Instructions to follow: Word for word, repeat the entries, minus the pictures.

----- Data lines

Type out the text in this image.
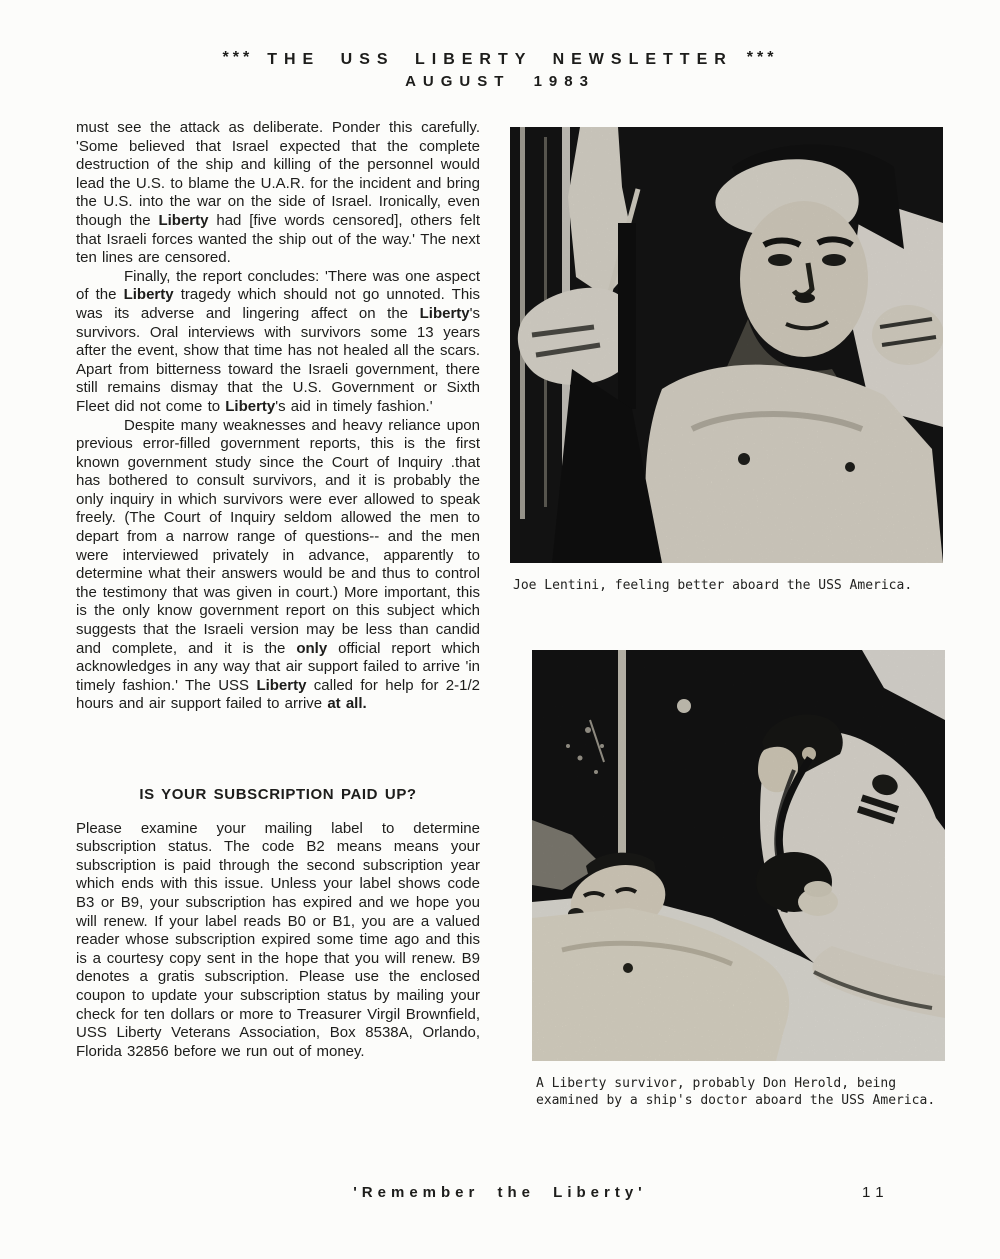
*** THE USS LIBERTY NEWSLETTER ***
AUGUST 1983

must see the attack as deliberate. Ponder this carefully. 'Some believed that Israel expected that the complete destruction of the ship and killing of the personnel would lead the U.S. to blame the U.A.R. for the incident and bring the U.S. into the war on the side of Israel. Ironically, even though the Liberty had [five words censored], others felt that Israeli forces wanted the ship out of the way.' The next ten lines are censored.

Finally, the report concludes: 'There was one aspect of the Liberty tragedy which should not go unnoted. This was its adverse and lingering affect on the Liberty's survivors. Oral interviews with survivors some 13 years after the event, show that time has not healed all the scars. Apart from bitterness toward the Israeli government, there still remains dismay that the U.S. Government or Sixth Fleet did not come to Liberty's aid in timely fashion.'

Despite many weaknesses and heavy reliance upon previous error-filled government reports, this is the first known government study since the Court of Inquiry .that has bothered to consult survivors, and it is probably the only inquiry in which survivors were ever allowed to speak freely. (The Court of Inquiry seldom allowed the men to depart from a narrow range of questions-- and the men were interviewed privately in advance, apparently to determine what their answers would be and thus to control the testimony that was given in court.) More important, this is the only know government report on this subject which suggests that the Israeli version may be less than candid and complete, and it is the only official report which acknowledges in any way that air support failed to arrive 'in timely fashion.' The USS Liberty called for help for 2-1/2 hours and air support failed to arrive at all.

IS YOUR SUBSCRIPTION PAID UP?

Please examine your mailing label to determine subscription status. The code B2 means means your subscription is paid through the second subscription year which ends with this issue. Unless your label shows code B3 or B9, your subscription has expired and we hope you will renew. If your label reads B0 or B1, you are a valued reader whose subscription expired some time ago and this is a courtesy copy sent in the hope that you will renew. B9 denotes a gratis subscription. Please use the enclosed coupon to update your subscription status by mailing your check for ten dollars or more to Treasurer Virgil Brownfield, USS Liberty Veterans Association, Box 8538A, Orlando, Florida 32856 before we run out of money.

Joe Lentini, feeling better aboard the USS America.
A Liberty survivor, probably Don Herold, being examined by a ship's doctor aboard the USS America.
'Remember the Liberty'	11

----------

Complete answer:
Type out the text in this image.
*** THE USS LIBERTY NEWSLETTER ***
AUGUST 1983

must see the attack as deliberate. Ponder this carefully. 'Some believed that Israel expected that the complete destruction of the ship and killing of the personnel would lead the U.S. to blame the U.A.R. for the incident and bring the U.S. into the war on the side of Israel. Ironically, even though the Liberty had [five words censored], others felt that Israeli forces wanted the ship out of the way.' The next ten lines are censored.

Finally, the report concludes: 'There was one aspect of the Liberty tragedy which should not go unnoted. This was its adverse and lingering affect on the Liberty's survivors. Oral interviews with survivors some 13 years after the event, show that time has not healed all the scars. Apart from bitterness toward the Israeli government, there still remains dismay that the U.S. Government or Sixth Fleet did not come to Liberty's aid in timely fashion.'

Despite many weaknesses and heavy reliance upon previous error-filled government reports, this is the first known government study since the Court of Inquiry .that has bothered to consult survivors, and it is probably the only inquiry in which survivors were ever allowed to speak freely. (The Court of Inquiry seldom allowed the men to depart from a narrow range of questions-- and the men were interviewed privately in advance, apparently to determine what their answers would be and thus to control the testimony that was given in court.) More important, this is the only know government report on this subject which suggests that the Israeli version may be less than candid and complete, and it is the only official report which acknowledges in any way that air support failed to arrive 'in timely fashion.' The USS Liberty called for help for 2-1/2 hours and air support failed to arrive at all.

IS YOUR SUBSCRIPTION PAID UP?

Please examine your mailing label to determine subscription status. The code B2 means means your subscription is paid through the second subscription year which ends with this issue. Unless your label shows code B3 or B9, your subscription has expired and we hope you will renew. If your label reads B0 or B1, you are a valued reader whose subscription expired some time ago and this is a courtesy copy sent in the hope that you will renew. B9 denotes a gratis subscription. Please use the enclosed coupon to update your subscription status by mailing your check for ten dollars or more to Treasurer Virgil Brownfield, USS Liberty Veterans Association, Box 8538A, Orlando, Florida 32856 before we run out of money.

Joe Lentini, feeling better aboard the USS America.
A Liberty survivor, probably Don Herold, being examined by a ship's doctor aboard the USS America.
'Remember the Liberty'	11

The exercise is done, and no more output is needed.